Transcribe the records in full, keeping every character as it is.

◆ **Data excerpts**
——————————

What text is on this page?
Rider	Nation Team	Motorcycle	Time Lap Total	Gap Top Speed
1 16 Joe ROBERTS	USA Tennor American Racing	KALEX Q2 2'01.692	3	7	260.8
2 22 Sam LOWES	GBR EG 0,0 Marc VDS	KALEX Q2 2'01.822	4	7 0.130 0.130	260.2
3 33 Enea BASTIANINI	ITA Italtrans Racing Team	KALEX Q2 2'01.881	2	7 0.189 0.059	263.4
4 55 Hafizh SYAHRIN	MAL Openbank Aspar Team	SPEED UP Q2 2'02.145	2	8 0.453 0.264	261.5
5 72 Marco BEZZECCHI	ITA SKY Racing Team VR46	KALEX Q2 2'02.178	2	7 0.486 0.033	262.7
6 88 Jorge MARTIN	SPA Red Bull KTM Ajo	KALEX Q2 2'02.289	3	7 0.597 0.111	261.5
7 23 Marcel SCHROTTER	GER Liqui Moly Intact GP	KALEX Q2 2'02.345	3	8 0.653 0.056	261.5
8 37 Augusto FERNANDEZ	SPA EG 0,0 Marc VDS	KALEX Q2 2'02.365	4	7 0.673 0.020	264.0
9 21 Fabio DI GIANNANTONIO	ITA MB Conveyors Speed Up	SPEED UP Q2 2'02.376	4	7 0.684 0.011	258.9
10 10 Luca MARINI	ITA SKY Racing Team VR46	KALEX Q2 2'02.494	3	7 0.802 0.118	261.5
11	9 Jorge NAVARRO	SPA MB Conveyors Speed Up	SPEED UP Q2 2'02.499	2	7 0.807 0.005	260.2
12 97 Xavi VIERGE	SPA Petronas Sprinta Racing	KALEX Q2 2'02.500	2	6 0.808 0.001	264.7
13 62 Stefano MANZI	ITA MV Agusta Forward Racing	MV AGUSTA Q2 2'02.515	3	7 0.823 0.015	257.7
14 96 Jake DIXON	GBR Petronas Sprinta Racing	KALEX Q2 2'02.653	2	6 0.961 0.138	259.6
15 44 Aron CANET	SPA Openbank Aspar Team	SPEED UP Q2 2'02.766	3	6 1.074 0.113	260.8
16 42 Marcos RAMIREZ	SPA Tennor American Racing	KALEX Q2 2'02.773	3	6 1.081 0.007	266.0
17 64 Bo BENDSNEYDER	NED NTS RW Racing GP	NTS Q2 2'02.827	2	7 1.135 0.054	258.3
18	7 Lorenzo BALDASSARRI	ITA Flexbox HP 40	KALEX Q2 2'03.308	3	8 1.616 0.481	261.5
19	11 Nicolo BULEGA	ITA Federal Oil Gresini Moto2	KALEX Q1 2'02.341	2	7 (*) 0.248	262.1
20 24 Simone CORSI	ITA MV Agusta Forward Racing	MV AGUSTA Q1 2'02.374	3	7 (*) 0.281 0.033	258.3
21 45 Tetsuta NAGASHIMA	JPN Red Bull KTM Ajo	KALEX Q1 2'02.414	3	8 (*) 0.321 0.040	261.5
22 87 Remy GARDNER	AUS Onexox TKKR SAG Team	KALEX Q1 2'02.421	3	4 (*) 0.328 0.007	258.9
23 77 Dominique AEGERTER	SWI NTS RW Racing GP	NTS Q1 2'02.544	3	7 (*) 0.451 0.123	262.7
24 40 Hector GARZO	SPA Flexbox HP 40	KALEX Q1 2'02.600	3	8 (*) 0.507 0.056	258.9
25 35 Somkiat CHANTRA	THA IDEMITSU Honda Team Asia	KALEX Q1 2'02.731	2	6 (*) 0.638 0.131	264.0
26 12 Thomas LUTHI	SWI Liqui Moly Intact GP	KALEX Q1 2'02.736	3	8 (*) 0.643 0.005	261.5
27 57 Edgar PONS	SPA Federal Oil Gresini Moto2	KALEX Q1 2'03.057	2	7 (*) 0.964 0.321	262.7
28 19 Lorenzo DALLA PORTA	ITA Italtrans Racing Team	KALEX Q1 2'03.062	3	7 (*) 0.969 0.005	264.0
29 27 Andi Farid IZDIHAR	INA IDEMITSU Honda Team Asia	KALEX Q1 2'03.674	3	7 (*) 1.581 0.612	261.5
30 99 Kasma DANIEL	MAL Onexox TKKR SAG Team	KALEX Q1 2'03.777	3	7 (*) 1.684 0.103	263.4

——————————

◆ **Completed task**
What text is on this page?
Rider	Nation Team	Motorcycle	Time Lap Total	Gap Top Speed
1 16 Joe ROBERTS	USA Tennor American Racing	KALEX Q2 2'01.692	3	7	260.8
2 22 Sam LOWES	GBR EG 0,0 Marc VDS	KALEX Q2 2'01.822	4	7 0.130 0.130	260.2
3 33 Enea BASTIANINI	ITA Italtrans Racing Team	KALEX Q2 2'01.881	2	7 0.189 0.059	263.4
4 55 Hafizh SYAHRIN	MAL Openbank Aspar Team	SPEED UP Q2 2'02.145	2	8 0.453 0.264	261.5
5 72 Marco BEZZECCHI	ITA SKY Racing Team VR46	KALEX Q2 2'02.178	2	7 0.486 0.033	262.7
6 88 Jorge MARTIN	SPA Red Bull KTM Ajo	KALEX Q2 2'02.289	3	7 0.597 0.111	261.5
7 23 Marcel SCHROTTER	GER Liqui Moly Intact GP	KALEX Q2 2'02.345	3	8 0.653 0.056	261.5
8 37 Augusto FERNANDEZ	SPA EG 0,0 Marc VDS	KALEX Q2 2'02.365	4	7 0.673 0.020	264.0
9 21 Fabio DI GIANNANTONIO	ITA MB Conveyors Speed Up	SPEED UP Q2 2'02.376	4	7 0.684 0.011	258.9
10 10 Luca MARINI	ITA SKY Racing Team VR46	KALEX Q2 2'02.494	3	7 0.802 0.118	261.5
11	9 Jorge NAVARRO	SPA MB Conveyors Speed Up	SPEED UP Q2 2'02.499	2	7 0.807 0.005	260.2
12 97 Xavi VIERGE	SPA Petronas Sprinta Racing	KALEX Q2 2'02.500	2	6 0.808 0.001	264.7
13 62 Stefano MANZI	ITA MV Agusta Forward Racing	MV AGUSTA Q2 2'02.515	3	7 0.823 0.015	257.7
14 96 Jake DIXON	GBR Petronas Sprinta Racing	KALEX Q2 2'02.653	2	6 0.961 0.138	259.6
15 44 Aron CANET	SPA Openbank Aspar Team	SPEED UP Q2 2'02.766	3	6 1.074 0.113	260.8
16 42 Marcos RAMIREZ	SPA Tennor American Racing	KALEX Q2 2'02.773	3	6 1.081 0.007	266.0
17 64 Bo BENDSNEYDER	NED NTS RW Racing GP	NTS Q2 2'02.827	2	7 1.135 0.054	258.3
18	7 Lorenzo BALDASSARRI	ITA Flexbox HP 40	KALEX Q2 2'03.308	3	8 1.616 0.481	261.5
19	11 Nicolo BULEGA	ITA Federal Oil Gresini Moto2	KALEX Q1 2'02.341	2	7 (*) 0.248	262.1
20 24 Simone CORSI	ITA MV Agusta Forward Racing	MV AGUSTA Q1 2'02.374	3	7 (*) 0.281 0.033	258.3
21 45 Tetsuta NAGASHIMA	JPN Red Bull KTM Ajo	KALEX Q1 2'02.414	3	8 (*) 0.321 0.040	261.5
22 87 Remy GARDNER	AUS Onexox TKKR SAG Team	KALEX Q1 2'02.421	3	4 (*) 0.328 0.007	258.9
23 77 Dominique AEGERTER	SWI NTS RW Racing GP	NTS Q1 2'02.544	3	7 (*) 0.451 0.123	262.7
24 40 Hector GARZO	SPA Flexbox HP 40	KALEX Q1 2'02.600	3	8 (*) 0.507 0.056	258.9
25 35 Somkiat CHANTRA	THA IDEMITSU Honda Team Asia	KALEX Q1 2'02.731	2	6 (*) 0.638 0.131	264.0
26 12 Thomas LUTHI	SWI Liqui Moly Intact GP	KALEX Q1 2'02.736	3	8 (*) 0.643 0.005	261.5
27 57 Edgar PONS	SPA Federal Oil Gresini Moto2	KALEX Q1 2'03.057	2	7 (*) 0.964 0.321	262.7
28 19 Lorenzo DALLA PORTA	ITA Italtrans Racing Team	KALEX Q1 2'03.062	3	7 (*) 0.969 0.005	264.0
29 27 Andi Farid IZDIHAR	INA IDEMITSU Honda Team Asia	KALEX Q1 2'03.674	3	7 (*) 1.581 0.612	261.5
30 99 Kasma DANIEL	MAL Onexox TKKR SAG Team	KALEX Q1 2'03.777	3	7 (*) 1.684 0.103	263.4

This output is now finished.